LISTED RECORDS
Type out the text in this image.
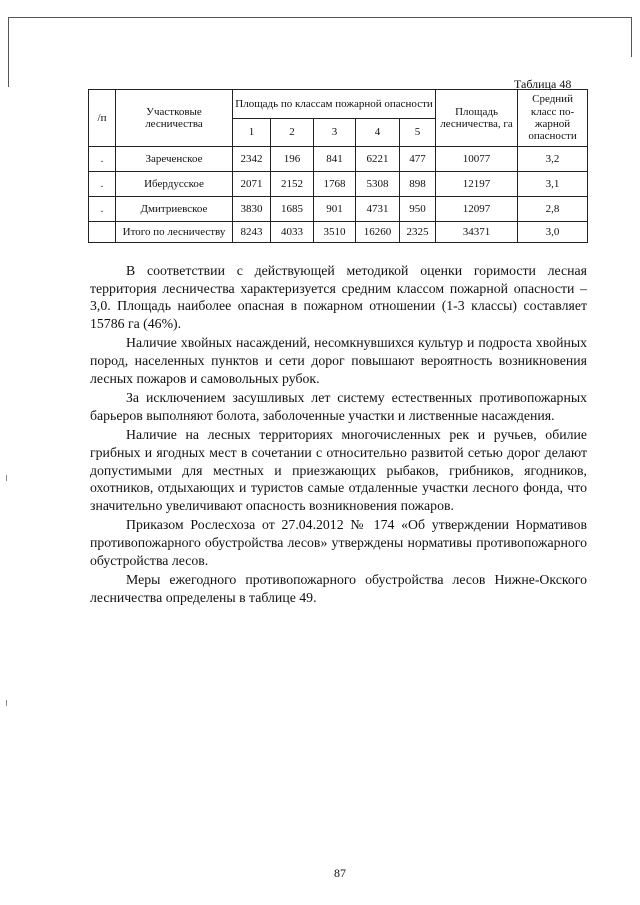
Таблица 48
/п	Участковые лесничества	Площадь по классам пожарной опасности					Площадь лесничества, га	Средний класс по-жарной опасности
		1	2	3	4	5		
.	Зареченское	2342	196	841	6221	477	10077	3,2
.	Ибердусское	2071	2152	1768	5308	898	12197	3,1
.	Дмитриевское	3830	1685	901	4731	950	12097	2,8
	Итого по лесничеству	8243	4033	3510	16260	2325	34371	3,0

В соответствии с действующей методикой оценки горимости лесная территория лесничества характеризуется средним классом пожарной опасности – 3,0. Площадь наиболее опасная в пожарном отношении (1-3 классы) составляет 15786 га (46%).

Наличие хвойных насаждений, несомкнувшихся культур и подроста хвойных пород, населенных пунктов и сети дорог повышают вероятность возникновения лесных пожаров и самовольных рубок.

За исключением засушливых лет систему естественных противопожарных барьеров выполняют болота, заболоченные участки и лиственные насаждения.

Наличие на лесных территориях многочисленных рек и ручьев, обилие грибных и ягодных мест в сочетании с относительно развитой сетью дорог делают допустимыми для местных и приезжающих рыбаков, грибников, ягодников, охотников, отдыхающих и туристов самые отдаленные участки лесного фонда, что значительно увеличивают опасность возникновения пожаров.

Приказом Рослесхоза от 27.04.2012 № 174 «Об утверждении Нормативов противопожарного обустройства лесов» утверждены нормативы противопожарного обустройства лесов.

Меры ежегодного противопожарного обустройства лесов Нижне-Окского лесничества определены в таблице 49.

87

GIVEN TASK
Search the data for "возникновения". Copy every matching line.

EXERCISE ANSWER
Наличие хвойных насаждений, несомкнувшихся культур и подроста хвойных пород, населенных пунктов и сети дорог повышают вероятность возникновения лесных пожаров и самовольных рубок.
Наличие на лесных территориях многочисленных рек и ручьев, обилие грибных и ягодных мест в сочетании с относительно развитой сетью дорог делают допустимыми для местных и приезжающих рыбаков, грибников, ягодников, охотников, отдыхающих и туристов самые отдаленные участки лесного фонда, что значительно увеличивают опасность возникновения пожаров.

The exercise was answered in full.